Task prompt:
Identify and pull out each line of the entries in which "ratingImageName" occurs.

Input records:

## START

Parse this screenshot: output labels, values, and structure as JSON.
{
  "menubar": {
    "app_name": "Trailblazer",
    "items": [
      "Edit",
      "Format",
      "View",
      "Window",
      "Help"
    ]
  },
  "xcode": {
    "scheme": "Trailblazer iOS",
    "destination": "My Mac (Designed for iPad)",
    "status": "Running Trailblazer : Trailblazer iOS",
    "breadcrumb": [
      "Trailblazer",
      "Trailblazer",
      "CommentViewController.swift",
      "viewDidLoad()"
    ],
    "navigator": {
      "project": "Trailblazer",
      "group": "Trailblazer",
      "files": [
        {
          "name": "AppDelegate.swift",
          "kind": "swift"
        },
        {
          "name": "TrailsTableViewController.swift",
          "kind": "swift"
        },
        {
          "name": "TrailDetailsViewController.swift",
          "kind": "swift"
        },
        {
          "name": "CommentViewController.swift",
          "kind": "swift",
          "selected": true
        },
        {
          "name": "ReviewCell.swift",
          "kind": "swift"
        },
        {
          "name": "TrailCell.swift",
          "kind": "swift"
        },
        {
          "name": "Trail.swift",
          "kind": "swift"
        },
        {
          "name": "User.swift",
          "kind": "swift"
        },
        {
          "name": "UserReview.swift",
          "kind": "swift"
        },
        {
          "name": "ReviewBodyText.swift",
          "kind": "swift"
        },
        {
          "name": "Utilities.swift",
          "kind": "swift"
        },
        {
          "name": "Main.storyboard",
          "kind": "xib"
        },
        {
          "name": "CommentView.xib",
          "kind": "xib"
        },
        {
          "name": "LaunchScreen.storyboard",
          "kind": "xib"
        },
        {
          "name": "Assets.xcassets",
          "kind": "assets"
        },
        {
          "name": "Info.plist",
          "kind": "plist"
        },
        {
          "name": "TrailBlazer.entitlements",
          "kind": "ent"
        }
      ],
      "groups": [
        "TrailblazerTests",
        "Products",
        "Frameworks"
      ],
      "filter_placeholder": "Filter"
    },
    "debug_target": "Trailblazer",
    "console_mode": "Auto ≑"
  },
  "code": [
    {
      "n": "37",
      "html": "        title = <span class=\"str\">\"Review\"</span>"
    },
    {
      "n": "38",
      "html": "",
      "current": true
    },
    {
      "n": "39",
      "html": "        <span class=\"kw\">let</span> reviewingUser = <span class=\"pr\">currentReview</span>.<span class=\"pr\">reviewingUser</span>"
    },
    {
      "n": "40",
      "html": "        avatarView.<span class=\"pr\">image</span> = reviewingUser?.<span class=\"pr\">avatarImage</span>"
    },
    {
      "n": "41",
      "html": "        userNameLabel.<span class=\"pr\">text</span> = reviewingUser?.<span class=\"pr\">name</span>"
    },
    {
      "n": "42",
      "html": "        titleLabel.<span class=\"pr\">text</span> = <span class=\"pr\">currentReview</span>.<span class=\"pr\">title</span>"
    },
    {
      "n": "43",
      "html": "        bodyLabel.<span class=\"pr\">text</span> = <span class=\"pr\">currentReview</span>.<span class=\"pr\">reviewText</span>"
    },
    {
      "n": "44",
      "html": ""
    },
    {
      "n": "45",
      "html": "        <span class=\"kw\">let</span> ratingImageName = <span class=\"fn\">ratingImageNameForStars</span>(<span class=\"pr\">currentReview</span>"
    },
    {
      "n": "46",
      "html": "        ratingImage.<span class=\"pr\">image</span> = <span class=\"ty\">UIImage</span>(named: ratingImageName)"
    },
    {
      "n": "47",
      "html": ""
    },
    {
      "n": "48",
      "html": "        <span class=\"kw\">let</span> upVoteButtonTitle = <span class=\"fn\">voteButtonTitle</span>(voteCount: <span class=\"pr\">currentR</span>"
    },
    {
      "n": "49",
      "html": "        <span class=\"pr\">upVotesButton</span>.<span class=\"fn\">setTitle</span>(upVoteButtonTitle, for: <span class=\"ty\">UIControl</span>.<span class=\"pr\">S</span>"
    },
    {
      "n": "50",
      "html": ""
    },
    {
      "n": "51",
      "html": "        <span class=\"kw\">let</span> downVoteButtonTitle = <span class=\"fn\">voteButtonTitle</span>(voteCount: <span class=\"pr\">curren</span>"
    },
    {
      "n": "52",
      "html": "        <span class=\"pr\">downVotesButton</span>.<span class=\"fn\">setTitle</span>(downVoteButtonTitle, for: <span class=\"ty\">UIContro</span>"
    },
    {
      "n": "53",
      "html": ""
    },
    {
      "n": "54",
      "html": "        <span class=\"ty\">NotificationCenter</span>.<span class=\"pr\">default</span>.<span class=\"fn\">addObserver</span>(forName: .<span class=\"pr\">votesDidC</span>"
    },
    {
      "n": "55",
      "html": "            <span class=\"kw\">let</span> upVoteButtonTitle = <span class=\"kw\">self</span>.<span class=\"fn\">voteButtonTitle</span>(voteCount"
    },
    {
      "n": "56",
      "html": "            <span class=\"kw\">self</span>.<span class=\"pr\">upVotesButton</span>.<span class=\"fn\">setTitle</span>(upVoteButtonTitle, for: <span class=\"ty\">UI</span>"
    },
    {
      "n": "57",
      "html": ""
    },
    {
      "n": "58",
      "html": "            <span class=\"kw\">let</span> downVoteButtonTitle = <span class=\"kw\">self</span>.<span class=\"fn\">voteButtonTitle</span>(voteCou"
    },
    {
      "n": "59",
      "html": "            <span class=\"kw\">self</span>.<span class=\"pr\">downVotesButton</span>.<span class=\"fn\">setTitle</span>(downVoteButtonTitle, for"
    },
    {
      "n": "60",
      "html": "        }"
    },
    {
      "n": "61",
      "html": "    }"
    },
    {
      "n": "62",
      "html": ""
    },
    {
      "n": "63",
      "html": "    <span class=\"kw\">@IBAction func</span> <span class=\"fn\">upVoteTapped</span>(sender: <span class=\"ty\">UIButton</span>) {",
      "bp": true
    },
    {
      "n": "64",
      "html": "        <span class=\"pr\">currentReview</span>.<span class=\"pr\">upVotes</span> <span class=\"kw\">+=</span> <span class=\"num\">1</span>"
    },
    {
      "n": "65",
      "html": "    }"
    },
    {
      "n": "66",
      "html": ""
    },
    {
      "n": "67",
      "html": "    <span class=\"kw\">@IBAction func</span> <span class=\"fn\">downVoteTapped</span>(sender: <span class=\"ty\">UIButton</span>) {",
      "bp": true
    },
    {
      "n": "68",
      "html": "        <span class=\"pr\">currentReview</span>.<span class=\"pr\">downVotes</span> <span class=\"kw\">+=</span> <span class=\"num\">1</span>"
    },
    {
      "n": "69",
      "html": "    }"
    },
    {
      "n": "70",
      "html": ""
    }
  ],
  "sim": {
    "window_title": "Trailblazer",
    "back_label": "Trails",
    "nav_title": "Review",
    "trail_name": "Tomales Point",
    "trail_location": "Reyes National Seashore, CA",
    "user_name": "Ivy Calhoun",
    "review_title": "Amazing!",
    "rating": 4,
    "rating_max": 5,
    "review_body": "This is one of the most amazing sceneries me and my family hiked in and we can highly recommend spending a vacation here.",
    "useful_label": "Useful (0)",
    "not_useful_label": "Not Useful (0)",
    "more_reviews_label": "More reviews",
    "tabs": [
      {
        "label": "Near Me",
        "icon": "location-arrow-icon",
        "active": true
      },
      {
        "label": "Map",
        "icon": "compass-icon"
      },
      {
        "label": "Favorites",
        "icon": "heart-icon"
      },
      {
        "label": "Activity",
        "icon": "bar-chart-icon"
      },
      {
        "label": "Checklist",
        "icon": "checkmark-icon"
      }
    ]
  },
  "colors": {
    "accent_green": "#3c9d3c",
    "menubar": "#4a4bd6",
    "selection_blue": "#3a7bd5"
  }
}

## END

Solved exercise:
      "html": "        <span class=\"kw\">let</span> ratingImageName = <span class=\"fn\">ratingImageNameForStars</span>(<span class=\"pr\">currentReview</span>"
      "html": "        ratingImage.<span class=\"pr\">image</span> = <span class=\"ty\">UIImage</span>(named: ratingImageName)"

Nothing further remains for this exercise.